Task prompt: Output the material exactly, but drop every image it holds.

Available data:
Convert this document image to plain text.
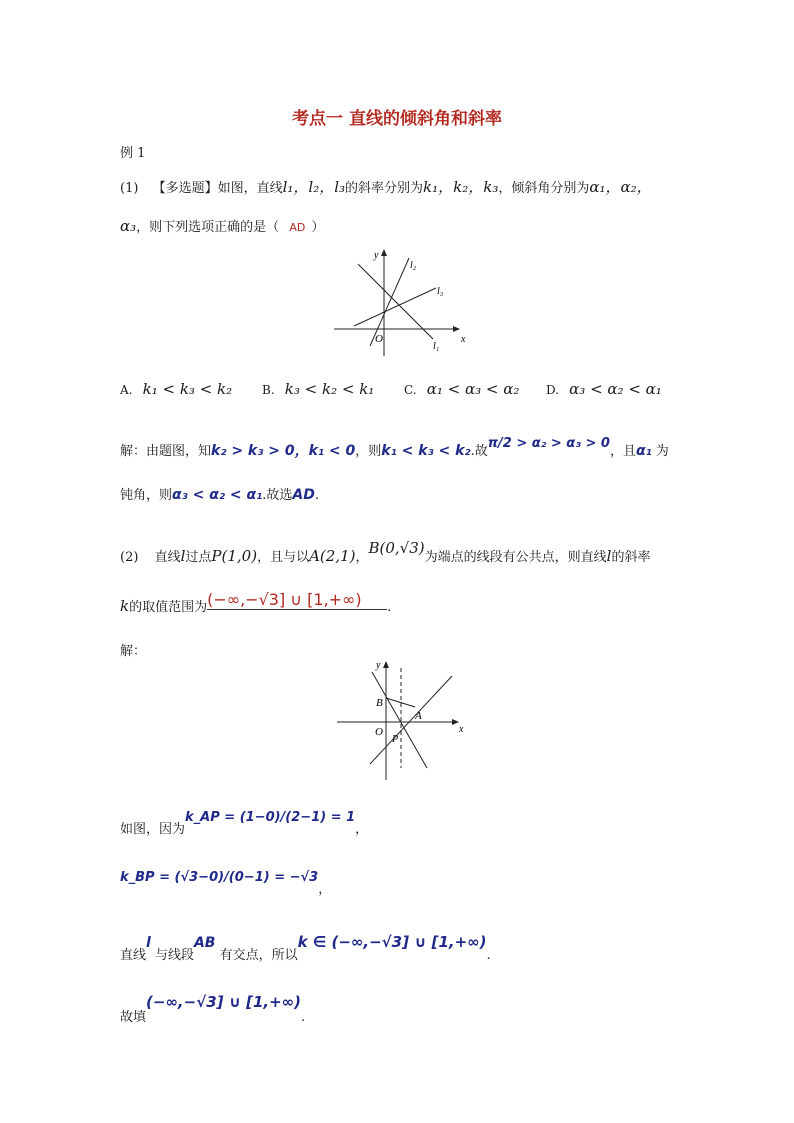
考点一 直线的倾斜角和斜率
例 1
(1) 【多选题】如图，直线l₁，l₂，l₃的斜率分别为k₁，k₂，k₃，倾斜角分别为α₁，α₂，
α₃，则下列选项正确的是（ AD ）
x
y
O
l₁
l₂
l₃
A. k₁ < k₃ < k₂ B. k₃ < k₂ < k₁ C. α₁ < α₃ < α₂ D. α₃ < α₂ < α₁
解：由题图，知k₂ > k₃ > 0，k₁ < 0，则k₁ < k₃ < k₂.故π/2 > α₂ > α₃ > 0，且α₁ 为
钝角，则α₃ < α₂ < α₁.故选AD.
(2) 直线l过点P(1,0)，且与以A(2,1)，B(0,√3)为端点的线段有公共点，则直线l的斜率
k的取值范围为(−∞,−√3] ∪ [1,+∞) .
解：
x
y
O
B
A
P
如图，因为k_AP = (1−0)/(2−1) = 1，
k_BP = (√3−0)/(0−1) = −√3，
直线l 与线段AB 有交点，所以k ∈ (−∞,−√3] ∪ [1,+∞).
故填(−∞,−√3] ∪ [1,+∞).
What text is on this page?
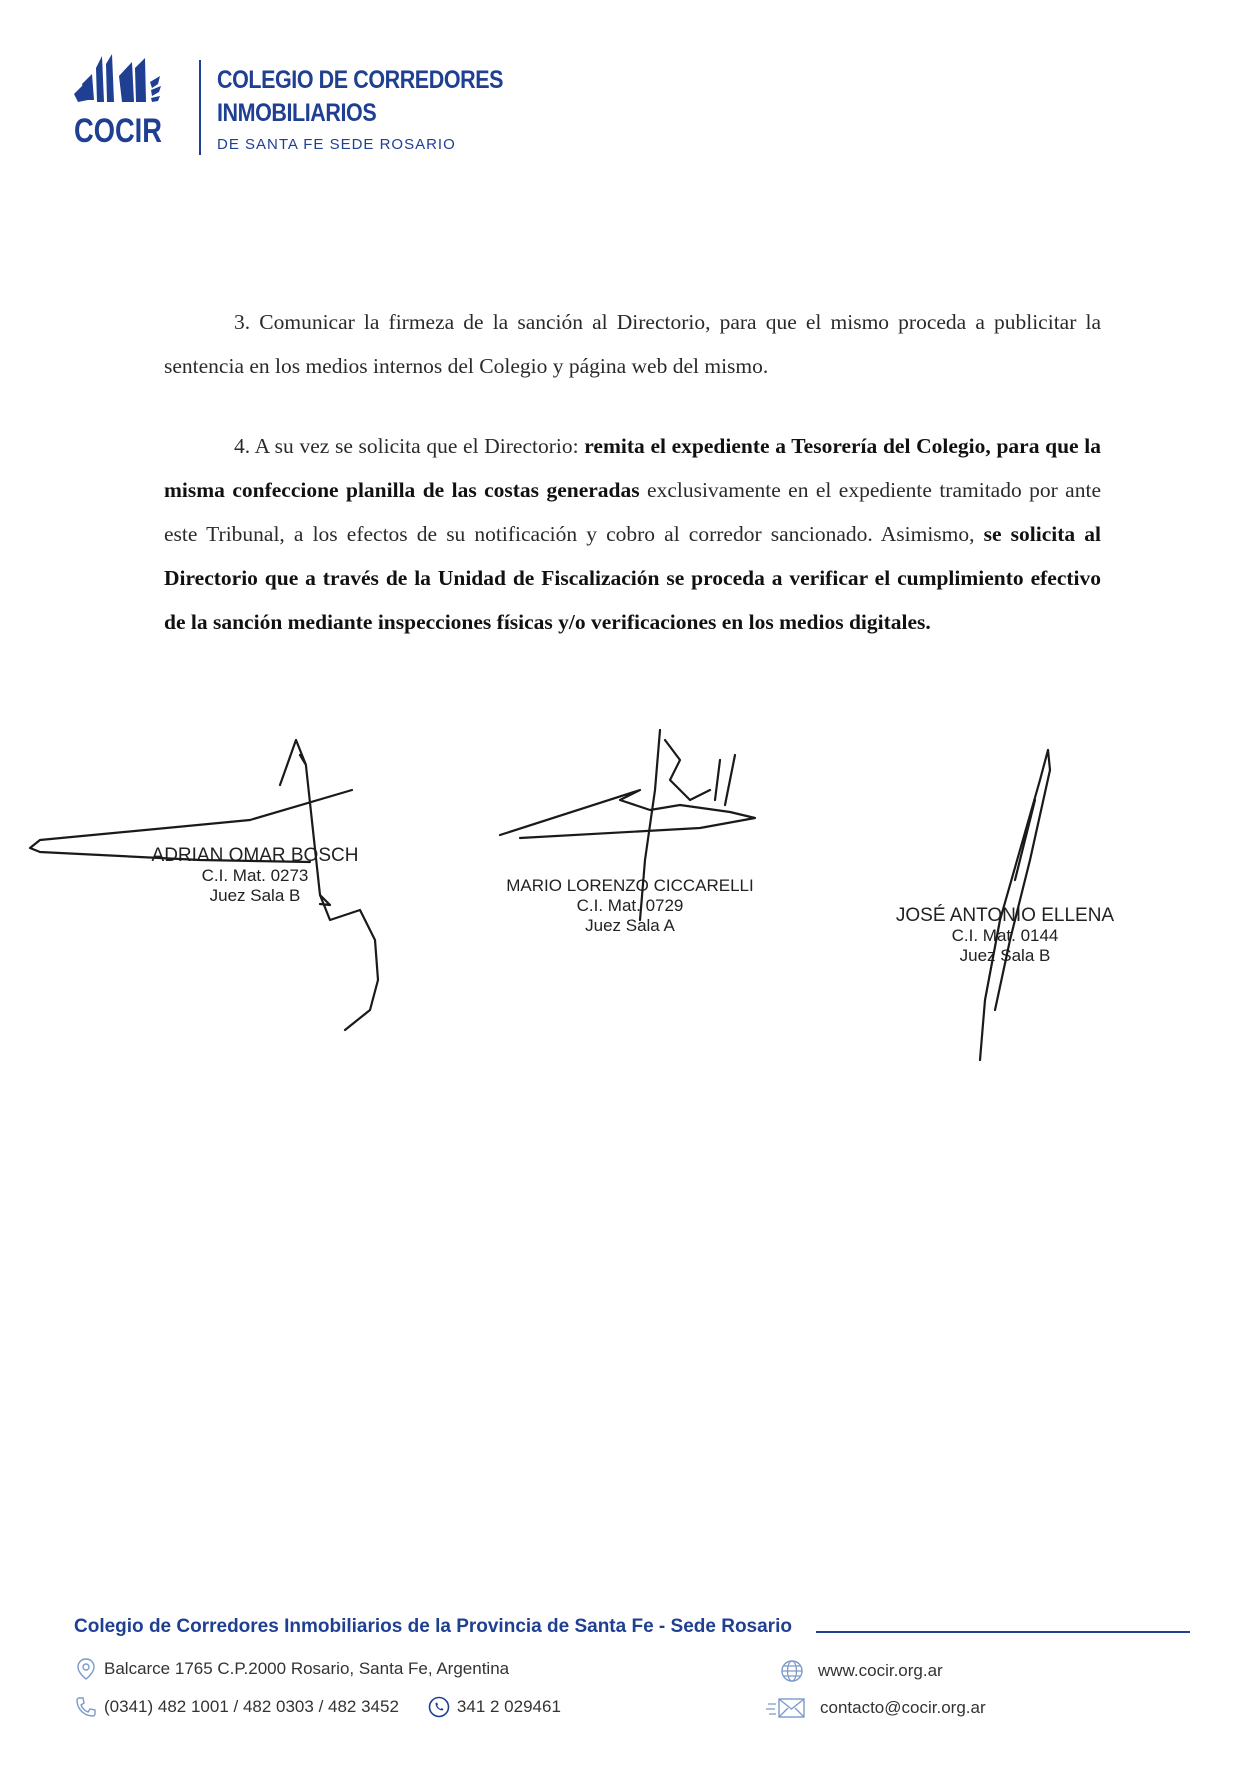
COCIR
COLEGIO DE CORREDORES
INMOBILIARIOS
DE SANTA FE SEDE ROSARIO

3. Comunicar la firmeza de la sanción al Directorio, para que el mismo proceda a publicitar la sentencia en los medios internos del Colegio y página web del mismo.

4. A su vez se solicita que el Directorio: remita el expediente a Tesorería del Colegio, para que la misma confeccione planilla de las costas generadas exclusivamente en el expediente tramitado por ante este Tribunal, a los efectos de su notificación y cobro al corredor sancionado. Asimismo, se solicita al Directorio que a través de la Unidad de Fiscalización se proceda a verificar el cumplimiento efectivo de la sanción mediante inspecciones físicas y/o verificaciones en los medios digitales.

ADRIAN OMAR BOSCH
C.I. Mat. 0273
Juez Sala B
MARIO LORENZO CICCARELLI
C.I. Mat. 0729
Juez Sala A	JOSÉ ANTONIO ELLENA
C.I. Mat. 0144
Juez Sala B
Colegio de Corredores Inmobiliarios de la Provincia de Santa Fe - Sede Rosario
Balcarce 1765 C.P.2000 Rosario, Santa Fe, Argentina
(0341) 482 1001 / 482 0303 / 482 3452	341 2 029461
www.cocir.org.ar
contacto@cocir.org.ar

Task response:
Convert this document image to plain text.
考点一 直线的倾斜角和斜率
例 1
(1) 【多选题】如图，直线l₁，l₂，l₃的斜率分别为k₁，k₂，k₃，倾斜角分别为α₁，α₂，
α₃，则下列选项正确的是（ AD ）
x
y
O
l₁
l₂
l₃
A. k₁ < k₃ < k₂ B. k₃ < k₂ < k₁ C. α₁ < α₃ < α₂ D. α₃ < α₂ < α₁
解：由题图，知k₂ > k₃ > 0，k₁ < 0，则k₁ < k₃ < k₂.故π/2 > α₂ > α₃ > 0，且α₁ 为
钝角，则α₃ < α₂ < α₁.故选AD.
(2) 直线l过点P(1,0)，且与以A(2,1)，B(0,√3)为端点的线段有公共点，则直线l的斜率
k的取值范围为(−∞,−√3] ∪ [1,+∞) .
解：
x
y
O
B
A
P
如图，因为k_AP = (1−0)/(2−1) = 1，
k_BP = (√3−0)/(0−1) = −√3，
直线l 与线段AB 有交点，所以k ∈ (−∞,−√3] ∪ [1,+∞).
故填(−∞,−√3] ∪ [1,+∞).
What text is on this page?
COCIR
COLEGIO DE CORREDORES
INMOBILIARIOS
DE SANTA FE SEDE ROSARIO

3. Comunicar la firmeza de la sanción al Directorio, para que el mismo proceda a publicitar la sentencia en los medios internos del Colegio y página web del mismo.

4. A su vez se solicita que el Directorio: remita el expediente a Tesorería del Colegio, para que la misma confeccione planilla de las costas generadas exclusivamente en el expediente tramitado por ante este Tribunal, a los efectos de su notificación y cobro al corredor sancionado. Asimismo, se solicita al Directorio que a través de la Unidad de Fiscalización se proceda a verificar el cumplimiento efectivo de la sanción mediante inspecciones físicas y/o verificaciones en los medios digitales.

ADRIAN OMAR BOSCH
C.I. Mat. 0273
Juez Sala B
MARIO LORENZO CICCARELLI
C.I. Mat. 0729
Juez Sala A	JOSÉ ANTONIO ELLENA
C.I. Mat. 0144
Juez Sala B
Colegio de Corredores Inmobiliarios de la Provincia de Santa Fe - Sede Rosario
Balcarce 1765 C.P.2000 Rosario, Santa Fe, Argentina
(0341) 482 1001 / 482 0303 / 482 3452	341 2 029461
www.cocir.org.ar
contacto@cocir.org.ar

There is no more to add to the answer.